[Stored data]
━━━━
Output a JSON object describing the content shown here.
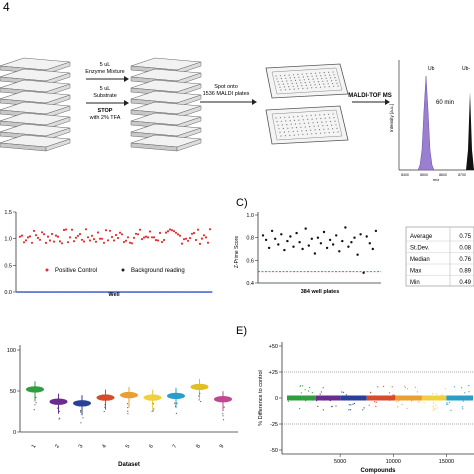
{
  "panel_labels": {
    "top": "4",
    "c": "C)",
    "e": "E)"
  },
  "workflow": {
    "step1": [
      "5 uL",
      "Enzyme Mixture",
      "5 uL",
      "Substrate",
      "STOP",
      "with 2% TFA"
    ],
    "step2": [
      "Spot onto",
      "1536 MALDI plates"
    ],
    "step3": "MALDI-TOF MS",
    "spectrum": {
      "peak1": "Ub",
      "peak2": "Ub-",
      "time": "60 min",
      "ylabel": "Intensity [a.u.]",
      "xlabel": "m/z",
      "xticks": [
        "8400",
        "8500",
        "8600",
        "8700"
      ]
    }
  },
  "panel_b": {
    "yticks": [
      "1.5",
      "1.0",
      "0.5",
      "0.0"
    ],
    "xlabel": "Well",
    "legend": [
      "Positive Control",
      "Background reading"
    ],
    "colors": {
      "positive": "#e03030",
      "background": "#2a50c8"
    }
  },
  "panel_c": {
    "yticks": [
      "1.0",
      "0.8",
      "0.6",
      "0.4"
    ],
    "ylabel": "Z-Prime Score",
    "xlabel": "384 well plates",
    "threshold_color": "#d83030",
    "stats": [
      {
        "label": "Average",
        "value": "0.75"
      },
      {
        "label": "St.Dev.",
        "value": "0.08"
      },
      {
        "label": "Median",
        "value": "0.76"
      },
      {
        "label": "Max",
        "value": "0.89"
      },
      {
        "label": "Min",
        "value": "0.49"
      }
    ]
  },
  "panel_d": {
    "yticks": [
      "100",
      "50",
      "0"
    ],
    "xticks": [
      "1",
      "2",
      "3",
      "4",
      "5",
      "6",
      "7",
      "8",
      "9"
    ],
    "xlabel": "Dataset",
    "colors": [
      "#2e9e3e",
      "#6a2c8e",
      "#2a3f9a",
      "#d84b2a",
      "#e8a030",
      "#f0d040",
      "#2a9ec8",
      "#e0c020",
      "#c04890"
    ]
  },
  "panel_e": {
    "yticks": [
      "+50",
      "+25",
      "0",
      "-25",
      "-50"
    ],
    "xticks": [
      "5000",
      "10000",
      "15000"
    ],
    "ylabel": "% Difference to control",
    "xlabel": "Compounds",
    "segment_colors": [
      "#2e9e3e",
      "#6a2c8e",
      "#2a3f9a",
      "#d84b2a",
      "#e8a030",
      "#f0d040",
      "#2a9ec8"
    ]
  },
  "chart_data": [
    {
      "type": "scatter",
      "xlabel": "Well",
      "ylim": [
        0,
        1.5
      ],
      "series": [
        {
          "name": "Positive Control",
          "y_range": [
            0.9,
            1.18
          ]
        },
        {
          "name": "Background reading",
          "y": 0.0
        }
      ]
    },
    {
      "type": "scatter",
      "xlabel": "384 well plates",
      "ylabel": "Z-Prime Score",
      "ylim": [
        0.4,
        1.0
      ],
      "threshold": 0.5,
      "values": [
        0.82,
        0.78,
        0.71,
        0.86,
        0.79,
        0.74,
        0.83,
        0.69,
        0.77,
        0.81,
        0.72,
        0.84,
        0.76,
        0.7,
        0.88,
        0.73,
        0.79,
        0.66,
        0.8,
        0.75,
        0.85,
        0.71,
        0.78,
        0.74,
        0.82,
        0.68,
        0.77,
        0.89,
        0.72,
        0.76,
        0.8,
        0.65,
        0.83,
        0.49,
        0.81,
        0.75,
        0.7,
        0.86
      ]
    },
    {
      "type": "scatter",
      "xlabel": "Dataset",
      "ylim": [
        0,
        100
      ],
      "categories": [
        "1",
        "2",
        "3",
        "4",
        "5",
        "6",
        "7",
        "8",
        "9"
      ],
      "medians": [
        52,
        37,
        35,
        42,
        45,
        42,
        44,
        55,
        40
      ]
    },
    {
      "type": "scatter",
      "xlabel": "Compounds",
      "ylabel": "% Difference to control",
      "ylim": [
        -50,
        50
      ],
      "control_lines": [
        25,
        -25
      ],
      "segments": [
        [
          0,
          2700
        ],
        [
          2700,
          5000
        ],
        [
          5000,
          7500
        ],
        [
          7500,
          10200
        ],
        [
          10200,
          12700
        ],
        [
          12700,
          15000
        ],
        [
          15000,
          17500
        ]
      ]
    }
  ]
}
━━━━
== Directions for this task ==
A verbatim copy of every entry is wanted; the pictures stay out of it.

== Answer ==
Output a JSON object describing the content shown here.
{
  "panel_labels": {
    "top": "4",
    "c": "C)",
    "e": "E)"
  },
  "workflow": {
    "step1": [
      "5 uL",
      "Enzyme Mixture",
      "5 uL",
      "Substrate",
      "STOP",
      "with 2% TFA"
    ],
    "step2": [
      "Spot onto",
      "1536 MALDI plates"
    ],
    "step3": "MALDI-TOF MS",
    "spectrum": {
      "peak1": "Ub",
      "peak2": "Ub-",
      "time": "60 min",
      "ylabel": "Intensity [a.u.]",
      "xlabel": "m/z",
      "xticks": [
        "8400",
        "8500",
        "8600",
        "8700"
      ]
    }
  },
  "panel_b": {
    "yticks": [
      "1.5",
      "1.0",
      "0.5",
      "0.0"
    ],
    "xlabel": "Well",
    "legend": [
      "Positive Control",
      "Background reading"
    ],
    "colors": {
      "positive": "#e03030",
      "background": "#2a50c8"
    }
  },
  "panel_c": {
    "yticks": [
      "1.0",
      "0.8",
      "0.6",
      "0.4"
    ],
    "ylabel": "Z-Prime Score",
    "xlabel": "384 well plates",
    "threshold_color": "#d83030",
    "stats": [
      {
        "label": "Average",
        "value": "0.75"
      },
      {
        "label": "St.Dev.",
        "value": "0.08"
      },
      {
        "label": "Median",
        "value": "0.76"
      },
      {
        "label": "Max",
        "value": "0.89"
      },
      {
        "label": "Min",
        "value": "0.49"
      }
    ]
  },
  "panel_d": {
    "yticks": [
      "100",
      "50",
      "0"
    ],
    "xticks": [
      "1",
      "2",
      "3",
      "4",
      "5",
      "6",
      "7",
      "8",
      "9"
    ],
    "xlabel": "Dataset",
    "colors": [
      "#2e9e3e",
      "#6a2c8e",
      "#2a3f9a",
      "#d84b2a",
      "#e8a030",
      "#f0d040",
      "#2a9ec8",
      "#e0c020",
      "#c04890"
    ]
  },
  "panel_e": {
    "yticks": [
      "+50",
      "+25",
      "0",
      "-25",
      "-50"
    ],
    "xticks": [
      "5000",
      "10000",
      "15000"
    ],
    "ylabel": "% Difference to control",
    "xlabel": "Compounds",
    "segment_colors": [
      "#2e9e3e",
      "#6a2c8e",
      "#2a3f9a",
      "#d84b2a",
      "#e8a030",
      "#f0d040",
      "#2a9ec8"
    ]
  },
  "chart_data": [
    {
      "type": "scatter",
      "xlabel": "Well",
      "ylim": [
        0,
        1.5
      ],
      "series": [
        {
          "name": "Positive Control",
          "y_range": [
            0.9,
            1.18
          ]
        },
        {
          "name": "Background reading",
          "y": 0.0
        }
      ]
    },
    {
      "type": "scatter",
      "xlabel": "384 well plates",
      "ylabel": "Z-Prime Score",
      "ylim": [
        0.4,
        1.0
      ],
      "threshold": 0.5,
      "values": [
        0.82,
        0.78,
        0.71,
        0.86,
        0.79,
        0.74,
        0.83,
        0.69,
        0.77,
        0.81,
        0.72,
        0.84,
        0.76,
        0.7,
        0.88,
        0.73,
        0.79,
        0.66,
        0.8,
        0.75,
        0.85,
        0.71,
        0.78,
        0.74,
        0.82,
        0.68,
        0.77,
        0.89,
        0.72,
        0.76,
        0.8,
        0.65,
        0.83,
        0.49,
        0.81,
        0.75,
        0.7,
        0.86
      ]
    },
    {
      "type": "scatter",
      "xlabel": "Dataset",
      "ylim": [
        0,
        100
      ],
      "categories": [
        "1",
        "2",
        "3",
        "4",
        "5",
        "6",
        "7",
        "8",
        "9"
      ],
      "medians": [
        52,
        37,
        35,
        42,
        45,
        42,
        44,
        55,
        40
      ]
    },
    {
      "type": "scatter",
      "xlabel": "Compounds",
      "ylabel": "% Difference to control",
      "ylim": [
        -50,
        50
      ],
      "control_lines": [
        25,
        -25
      ],
      "segments": [
        [
          0,
          2700
        ],
        [
          2700,
          5000
        ],
        [
          5000,
          7500
        ],
        [
          7500,
          10200
        ],
        [
          10200,
          12700
        ],
        [
          12700,
          15000
        ],
        [
          15000,
          17500
        ]
      ]
    }
  ]
}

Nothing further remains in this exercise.